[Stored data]

================================

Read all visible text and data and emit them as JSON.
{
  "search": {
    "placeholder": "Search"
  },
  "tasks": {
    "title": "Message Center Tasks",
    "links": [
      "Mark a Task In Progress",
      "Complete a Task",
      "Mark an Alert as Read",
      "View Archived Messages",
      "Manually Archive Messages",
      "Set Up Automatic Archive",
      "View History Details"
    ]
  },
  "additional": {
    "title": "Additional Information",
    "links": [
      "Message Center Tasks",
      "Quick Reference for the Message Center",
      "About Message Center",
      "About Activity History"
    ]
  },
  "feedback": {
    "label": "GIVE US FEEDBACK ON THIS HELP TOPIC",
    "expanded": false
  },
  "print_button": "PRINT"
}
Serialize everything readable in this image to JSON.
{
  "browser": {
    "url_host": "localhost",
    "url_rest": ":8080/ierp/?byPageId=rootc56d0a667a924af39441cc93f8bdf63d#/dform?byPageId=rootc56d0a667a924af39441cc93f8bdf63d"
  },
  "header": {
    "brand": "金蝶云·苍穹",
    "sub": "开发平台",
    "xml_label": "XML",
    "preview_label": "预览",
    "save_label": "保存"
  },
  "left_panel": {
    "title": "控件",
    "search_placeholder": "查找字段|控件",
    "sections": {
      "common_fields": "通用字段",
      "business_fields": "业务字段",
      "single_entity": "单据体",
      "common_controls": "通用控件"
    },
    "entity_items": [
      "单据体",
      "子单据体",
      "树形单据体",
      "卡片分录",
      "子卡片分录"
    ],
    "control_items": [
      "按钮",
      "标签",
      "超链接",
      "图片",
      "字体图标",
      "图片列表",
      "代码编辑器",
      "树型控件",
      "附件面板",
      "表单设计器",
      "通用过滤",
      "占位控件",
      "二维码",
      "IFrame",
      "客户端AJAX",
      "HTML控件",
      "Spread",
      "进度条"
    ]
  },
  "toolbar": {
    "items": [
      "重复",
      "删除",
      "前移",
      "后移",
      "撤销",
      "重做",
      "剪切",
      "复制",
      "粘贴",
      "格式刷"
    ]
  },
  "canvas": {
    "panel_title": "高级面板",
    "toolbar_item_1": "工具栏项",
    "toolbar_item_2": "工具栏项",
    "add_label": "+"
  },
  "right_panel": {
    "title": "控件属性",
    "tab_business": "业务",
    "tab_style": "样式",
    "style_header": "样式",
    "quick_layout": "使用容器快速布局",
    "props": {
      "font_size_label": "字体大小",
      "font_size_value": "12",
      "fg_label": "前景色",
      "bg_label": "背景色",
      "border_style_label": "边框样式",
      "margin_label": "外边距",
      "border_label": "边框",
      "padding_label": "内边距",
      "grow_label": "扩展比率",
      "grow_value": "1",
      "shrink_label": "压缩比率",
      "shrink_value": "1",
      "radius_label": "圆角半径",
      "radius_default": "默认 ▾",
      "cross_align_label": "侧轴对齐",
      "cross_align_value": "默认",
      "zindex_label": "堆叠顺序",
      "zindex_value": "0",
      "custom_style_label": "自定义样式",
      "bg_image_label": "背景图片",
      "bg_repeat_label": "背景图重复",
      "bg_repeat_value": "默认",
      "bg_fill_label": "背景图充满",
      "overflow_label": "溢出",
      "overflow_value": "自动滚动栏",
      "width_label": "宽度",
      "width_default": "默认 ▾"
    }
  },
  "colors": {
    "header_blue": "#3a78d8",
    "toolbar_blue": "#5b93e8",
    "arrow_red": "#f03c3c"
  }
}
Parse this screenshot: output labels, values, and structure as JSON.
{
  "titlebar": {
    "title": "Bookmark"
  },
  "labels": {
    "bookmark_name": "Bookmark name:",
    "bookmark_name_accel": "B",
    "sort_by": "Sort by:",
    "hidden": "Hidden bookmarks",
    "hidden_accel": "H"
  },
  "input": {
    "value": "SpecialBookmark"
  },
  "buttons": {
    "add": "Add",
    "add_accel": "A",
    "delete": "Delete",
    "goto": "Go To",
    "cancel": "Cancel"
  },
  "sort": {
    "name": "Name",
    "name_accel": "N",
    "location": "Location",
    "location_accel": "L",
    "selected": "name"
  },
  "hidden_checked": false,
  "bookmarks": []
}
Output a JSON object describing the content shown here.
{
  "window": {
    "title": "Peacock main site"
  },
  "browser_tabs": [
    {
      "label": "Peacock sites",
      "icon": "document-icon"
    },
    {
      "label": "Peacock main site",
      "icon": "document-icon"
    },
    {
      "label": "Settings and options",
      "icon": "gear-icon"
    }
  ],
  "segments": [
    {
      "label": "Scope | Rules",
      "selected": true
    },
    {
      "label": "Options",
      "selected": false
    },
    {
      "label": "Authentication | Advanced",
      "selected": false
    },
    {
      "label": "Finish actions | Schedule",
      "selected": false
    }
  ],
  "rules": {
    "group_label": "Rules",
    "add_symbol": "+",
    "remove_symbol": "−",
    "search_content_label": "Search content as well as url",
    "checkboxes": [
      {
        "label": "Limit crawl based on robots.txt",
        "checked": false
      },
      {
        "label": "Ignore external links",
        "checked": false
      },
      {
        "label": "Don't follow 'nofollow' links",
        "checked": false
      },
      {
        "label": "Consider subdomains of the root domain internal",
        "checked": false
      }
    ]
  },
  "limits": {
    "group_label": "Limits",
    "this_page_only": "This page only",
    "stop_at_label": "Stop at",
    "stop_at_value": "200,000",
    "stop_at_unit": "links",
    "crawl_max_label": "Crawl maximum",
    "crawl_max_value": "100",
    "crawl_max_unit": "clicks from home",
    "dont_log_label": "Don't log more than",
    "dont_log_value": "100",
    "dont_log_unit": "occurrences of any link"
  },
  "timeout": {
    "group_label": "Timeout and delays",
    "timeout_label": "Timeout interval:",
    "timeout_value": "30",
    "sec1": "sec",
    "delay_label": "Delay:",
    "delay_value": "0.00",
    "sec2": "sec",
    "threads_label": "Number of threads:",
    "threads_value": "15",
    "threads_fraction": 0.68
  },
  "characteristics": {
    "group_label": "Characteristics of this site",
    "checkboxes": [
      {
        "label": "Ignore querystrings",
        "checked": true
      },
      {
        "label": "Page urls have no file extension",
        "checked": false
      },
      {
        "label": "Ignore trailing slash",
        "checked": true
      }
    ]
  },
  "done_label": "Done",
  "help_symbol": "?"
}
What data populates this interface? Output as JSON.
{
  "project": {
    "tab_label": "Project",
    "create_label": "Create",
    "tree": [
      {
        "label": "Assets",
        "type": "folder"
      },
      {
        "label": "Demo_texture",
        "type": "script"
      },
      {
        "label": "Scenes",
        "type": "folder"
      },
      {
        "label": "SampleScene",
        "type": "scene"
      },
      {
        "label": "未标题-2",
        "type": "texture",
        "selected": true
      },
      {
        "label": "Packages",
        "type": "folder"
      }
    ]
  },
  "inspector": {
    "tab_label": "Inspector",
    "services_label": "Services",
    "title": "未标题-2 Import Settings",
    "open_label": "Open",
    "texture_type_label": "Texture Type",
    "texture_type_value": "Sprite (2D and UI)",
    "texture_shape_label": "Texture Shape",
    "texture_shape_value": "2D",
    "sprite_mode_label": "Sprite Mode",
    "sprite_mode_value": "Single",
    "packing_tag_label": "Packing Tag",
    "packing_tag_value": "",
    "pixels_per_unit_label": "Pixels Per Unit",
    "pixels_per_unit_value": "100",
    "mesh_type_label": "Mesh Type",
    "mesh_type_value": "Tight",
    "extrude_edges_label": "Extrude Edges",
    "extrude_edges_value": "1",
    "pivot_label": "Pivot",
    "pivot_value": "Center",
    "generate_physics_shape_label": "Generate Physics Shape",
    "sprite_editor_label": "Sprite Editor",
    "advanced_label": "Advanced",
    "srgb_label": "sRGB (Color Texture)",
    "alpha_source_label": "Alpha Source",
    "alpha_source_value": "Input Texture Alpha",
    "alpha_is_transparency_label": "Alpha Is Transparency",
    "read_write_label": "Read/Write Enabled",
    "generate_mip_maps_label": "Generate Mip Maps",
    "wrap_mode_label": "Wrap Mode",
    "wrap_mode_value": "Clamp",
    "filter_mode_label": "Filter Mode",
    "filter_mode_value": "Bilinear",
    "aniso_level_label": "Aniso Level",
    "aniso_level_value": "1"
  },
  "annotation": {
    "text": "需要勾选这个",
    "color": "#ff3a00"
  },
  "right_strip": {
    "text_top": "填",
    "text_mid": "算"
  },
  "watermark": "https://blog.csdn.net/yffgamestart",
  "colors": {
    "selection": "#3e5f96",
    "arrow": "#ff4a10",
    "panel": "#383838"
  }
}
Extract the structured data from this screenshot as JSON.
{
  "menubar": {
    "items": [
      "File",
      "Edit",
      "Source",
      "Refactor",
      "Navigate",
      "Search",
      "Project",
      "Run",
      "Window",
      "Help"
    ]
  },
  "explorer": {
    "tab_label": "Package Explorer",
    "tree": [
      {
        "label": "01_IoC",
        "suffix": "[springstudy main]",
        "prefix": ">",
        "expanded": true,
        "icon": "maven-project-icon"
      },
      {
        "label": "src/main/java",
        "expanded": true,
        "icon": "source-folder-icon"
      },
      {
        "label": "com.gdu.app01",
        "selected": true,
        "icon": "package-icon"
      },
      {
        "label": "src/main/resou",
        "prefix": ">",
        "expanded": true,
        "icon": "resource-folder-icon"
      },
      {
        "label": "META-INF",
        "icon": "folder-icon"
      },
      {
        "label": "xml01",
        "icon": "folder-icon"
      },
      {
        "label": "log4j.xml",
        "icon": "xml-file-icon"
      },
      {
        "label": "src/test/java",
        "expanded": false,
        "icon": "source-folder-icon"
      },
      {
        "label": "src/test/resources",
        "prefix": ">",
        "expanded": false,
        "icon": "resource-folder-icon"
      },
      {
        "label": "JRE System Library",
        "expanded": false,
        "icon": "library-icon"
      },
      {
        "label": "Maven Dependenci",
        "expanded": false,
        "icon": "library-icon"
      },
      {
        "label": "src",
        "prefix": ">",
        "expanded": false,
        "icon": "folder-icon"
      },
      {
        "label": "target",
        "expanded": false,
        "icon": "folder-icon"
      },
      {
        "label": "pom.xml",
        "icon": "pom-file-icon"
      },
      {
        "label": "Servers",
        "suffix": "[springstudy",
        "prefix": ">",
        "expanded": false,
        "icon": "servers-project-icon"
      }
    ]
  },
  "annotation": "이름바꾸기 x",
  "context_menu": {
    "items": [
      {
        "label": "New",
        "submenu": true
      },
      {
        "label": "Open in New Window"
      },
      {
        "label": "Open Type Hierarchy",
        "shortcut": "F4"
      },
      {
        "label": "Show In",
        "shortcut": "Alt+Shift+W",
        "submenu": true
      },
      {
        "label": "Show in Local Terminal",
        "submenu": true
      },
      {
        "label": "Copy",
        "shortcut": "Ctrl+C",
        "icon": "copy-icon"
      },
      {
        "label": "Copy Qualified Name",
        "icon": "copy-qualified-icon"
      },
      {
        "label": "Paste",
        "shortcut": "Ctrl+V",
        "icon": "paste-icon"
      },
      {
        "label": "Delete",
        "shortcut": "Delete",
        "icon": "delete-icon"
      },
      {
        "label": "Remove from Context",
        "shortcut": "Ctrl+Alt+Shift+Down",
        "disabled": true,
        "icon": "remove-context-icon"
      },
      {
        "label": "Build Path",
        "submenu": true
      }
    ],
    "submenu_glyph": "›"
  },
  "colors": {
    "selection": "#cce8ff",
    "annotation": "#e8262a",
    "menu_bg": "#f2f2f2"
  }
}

================================

Short exercise — Looking at the listing above, how many of its lines contain the string "annotation"? Give the number alone.

Problem solution — 3